# What you need to do
Find the word "aliis" in the listing, and copy out each line where it turns up.

────────────────

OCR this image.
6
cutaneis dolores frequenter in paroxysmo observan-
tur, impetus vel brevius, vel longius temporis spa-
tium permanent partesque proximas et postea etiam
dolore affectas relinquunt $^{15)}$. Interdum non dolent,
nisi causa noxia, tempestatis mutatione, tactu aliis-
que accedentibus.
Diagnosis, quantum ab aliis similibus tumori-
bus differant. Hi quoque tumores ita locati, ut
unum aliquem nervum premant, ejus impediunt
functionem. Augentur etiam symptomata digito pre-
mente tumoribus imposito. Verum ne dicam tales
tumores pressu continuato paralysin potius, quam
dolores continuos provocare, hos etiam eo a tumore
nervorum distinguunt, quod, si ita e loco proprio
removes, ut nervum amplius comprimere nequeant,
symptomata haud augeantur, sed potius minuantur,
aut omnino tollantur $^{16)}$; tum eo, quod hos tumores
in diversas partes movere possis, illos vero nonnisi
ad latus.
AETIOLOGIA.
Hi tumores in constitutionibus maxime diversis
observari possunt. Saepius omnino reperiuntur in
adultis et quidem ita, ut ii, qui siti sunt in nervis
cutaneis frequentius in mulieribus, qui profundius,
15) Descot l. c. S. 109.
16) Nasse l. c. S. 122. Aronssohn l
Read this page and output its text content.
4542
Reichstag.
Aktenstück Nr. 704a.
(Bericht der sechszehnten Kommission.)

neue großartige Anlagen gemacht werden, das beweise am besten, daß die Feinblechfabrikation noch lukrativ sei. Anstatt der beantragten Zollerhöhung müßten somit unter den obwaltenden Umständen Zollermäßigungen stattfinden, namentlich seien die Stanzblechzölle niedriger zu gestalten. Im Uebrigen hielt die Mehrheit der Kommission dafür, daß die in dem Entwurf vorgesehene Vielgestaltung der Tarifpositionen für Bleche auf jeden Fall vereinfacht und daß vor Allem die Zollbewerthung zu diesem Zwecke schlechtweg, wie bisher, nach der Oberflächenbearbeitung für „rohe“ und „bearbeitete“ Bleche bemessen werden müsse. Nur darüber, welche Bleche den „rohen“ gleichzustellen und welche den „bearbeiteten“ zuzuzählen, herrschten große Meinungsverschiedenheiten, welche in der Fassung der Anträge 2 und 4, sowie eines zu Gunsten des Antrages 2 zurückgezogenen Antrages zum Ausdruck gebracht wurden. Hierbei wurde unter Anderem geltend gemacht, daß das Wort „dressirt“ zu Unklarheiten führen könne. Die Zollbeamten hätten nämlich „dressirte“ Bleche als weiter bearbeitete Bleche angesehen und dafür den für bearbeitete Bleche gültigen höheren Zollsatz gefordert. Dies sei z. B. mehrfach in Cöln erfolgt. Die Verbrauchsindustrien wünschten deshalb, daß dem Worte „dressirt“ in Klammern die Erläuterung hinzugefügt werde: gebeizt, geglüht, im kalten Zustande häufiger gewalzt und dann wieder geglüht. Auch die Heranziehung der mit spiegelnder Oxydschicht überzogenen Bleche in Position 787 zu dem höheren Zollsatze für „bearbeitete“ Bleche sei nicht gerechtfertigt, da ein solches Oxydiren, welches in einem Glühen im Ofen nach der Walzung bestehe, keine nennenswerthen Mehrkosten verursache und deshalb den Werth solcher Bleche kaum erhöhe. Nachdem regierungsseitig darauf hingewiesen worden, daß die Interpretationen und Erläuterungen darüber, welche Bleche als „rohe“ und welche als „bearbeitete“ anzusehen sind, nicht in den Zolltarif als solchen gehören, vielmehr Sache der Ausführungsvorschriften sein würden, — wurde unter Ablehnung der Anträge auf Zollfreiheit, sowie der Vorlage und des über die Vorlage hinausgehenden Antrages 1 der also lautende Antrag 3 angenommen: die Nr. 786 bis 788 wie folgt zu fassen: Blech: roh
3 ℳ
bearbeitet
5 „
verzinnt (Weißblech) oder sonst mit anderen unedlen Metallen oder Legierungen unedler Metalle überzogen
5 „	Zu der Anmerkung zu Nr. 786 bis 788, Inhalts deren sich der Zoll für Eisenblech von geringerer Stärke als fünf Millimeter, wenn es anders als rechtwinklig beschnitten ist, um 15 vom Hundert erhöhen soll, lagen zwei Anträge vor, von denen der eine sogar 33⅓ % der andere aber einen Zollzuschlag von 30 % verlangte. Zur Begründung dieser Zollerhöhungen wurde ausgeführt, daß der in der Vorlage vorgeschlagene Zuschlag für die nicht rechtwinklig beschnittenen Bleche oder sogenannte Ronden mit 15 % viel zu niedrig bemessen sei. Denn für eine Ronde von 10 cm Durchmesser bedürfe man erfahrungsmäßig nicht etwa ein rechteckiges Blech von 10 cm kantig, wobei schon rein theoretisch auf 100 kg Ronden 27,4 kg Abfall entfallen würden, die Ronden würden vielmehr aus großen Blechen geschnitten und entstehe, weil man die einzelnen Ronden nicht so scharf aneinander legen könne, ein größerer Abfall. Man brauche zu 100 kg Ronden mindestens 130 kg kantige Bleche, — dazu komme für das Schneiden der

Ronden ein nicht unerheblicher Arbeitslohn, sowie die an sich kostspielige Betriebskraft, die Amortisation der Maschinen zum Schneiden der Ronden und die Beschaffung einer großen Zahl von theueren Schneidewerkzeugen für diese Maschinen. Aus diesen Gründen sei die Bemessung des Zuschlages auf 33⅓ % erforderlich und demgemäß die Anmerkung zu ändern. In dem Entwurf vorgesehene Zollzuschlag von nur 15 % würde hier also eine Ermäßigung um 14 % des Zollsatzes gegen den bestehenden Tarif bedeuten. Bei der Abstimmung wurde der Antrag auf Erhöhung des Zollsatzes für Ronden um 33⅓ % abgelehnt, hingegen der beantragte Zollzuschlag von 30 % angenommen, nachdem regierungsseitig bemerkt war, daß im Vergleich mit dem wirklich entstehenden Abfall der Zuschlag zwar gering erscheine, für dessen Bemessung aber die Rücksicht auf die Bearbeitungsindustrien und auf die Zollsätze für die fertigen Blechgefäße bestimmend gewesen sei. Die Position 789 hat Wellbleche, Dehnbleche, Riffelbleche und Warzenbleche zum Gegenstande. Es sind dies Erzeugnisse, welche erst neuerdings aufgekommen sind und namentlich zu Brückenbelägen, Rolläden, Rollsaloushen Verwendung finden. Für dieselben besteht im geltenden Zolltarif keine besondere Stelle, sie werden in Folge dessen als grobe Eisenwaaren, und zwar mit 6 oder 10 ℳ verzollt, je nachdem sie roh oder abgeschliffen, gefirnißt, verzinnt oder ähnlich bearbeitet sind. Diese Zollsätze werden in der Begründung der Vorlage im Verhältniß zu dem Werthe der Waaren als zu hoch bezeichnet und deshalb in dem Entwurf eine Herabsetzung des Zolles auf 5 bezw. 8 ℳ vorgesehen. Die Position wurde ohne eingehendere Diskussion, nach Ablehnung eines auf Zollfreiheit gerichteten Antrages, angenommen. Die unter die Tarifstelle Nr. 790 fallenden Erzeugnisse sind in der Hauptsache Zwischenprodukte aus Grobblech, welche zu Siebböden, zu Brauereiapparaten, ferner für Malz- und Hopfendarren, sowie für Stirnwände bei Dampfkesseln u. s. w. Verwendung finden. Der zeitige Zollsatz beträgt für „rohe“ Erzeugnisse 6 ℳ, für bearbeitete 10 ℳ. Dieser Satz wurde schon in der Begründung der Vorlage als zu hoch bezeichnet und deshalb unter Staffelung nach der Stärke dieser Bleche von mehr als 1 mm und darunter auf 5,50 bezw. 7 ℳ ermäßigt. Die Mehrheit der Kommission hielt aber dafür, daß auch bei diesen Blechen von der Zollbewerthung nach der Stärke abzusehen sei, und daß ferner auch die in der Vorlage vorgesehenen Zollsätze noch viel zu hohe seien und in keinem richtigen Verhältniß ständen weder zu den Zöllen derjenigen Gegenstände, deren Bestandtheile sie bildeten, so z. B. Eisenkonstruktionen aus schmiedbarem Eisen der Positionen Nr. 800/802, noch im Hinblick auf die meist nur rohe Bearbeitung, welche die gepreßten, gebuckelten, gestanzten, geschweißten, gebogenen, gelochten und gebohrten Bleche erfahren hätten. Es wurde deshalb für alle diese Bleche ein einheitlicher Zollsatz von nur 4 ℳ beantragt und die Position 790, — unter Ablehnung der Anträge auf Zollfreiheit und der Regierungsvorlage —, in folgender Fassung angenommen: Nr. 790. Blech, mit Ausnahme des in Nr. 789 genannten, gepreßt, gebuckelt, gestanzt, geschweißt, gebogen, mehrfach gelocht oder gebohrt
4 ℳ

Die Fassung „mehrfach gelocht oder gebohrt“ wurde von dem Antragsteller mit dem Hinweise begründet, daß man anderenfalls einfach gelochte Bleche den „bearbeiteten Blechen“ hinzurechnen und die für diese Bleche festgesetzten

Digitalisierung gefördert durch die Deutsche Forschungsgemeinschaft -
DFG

────────────────

# Answer section
nisi causa noxia, tempestatis mutatione, tactu aliis-
Diagnosis, quantum ab aliis similibus tumori-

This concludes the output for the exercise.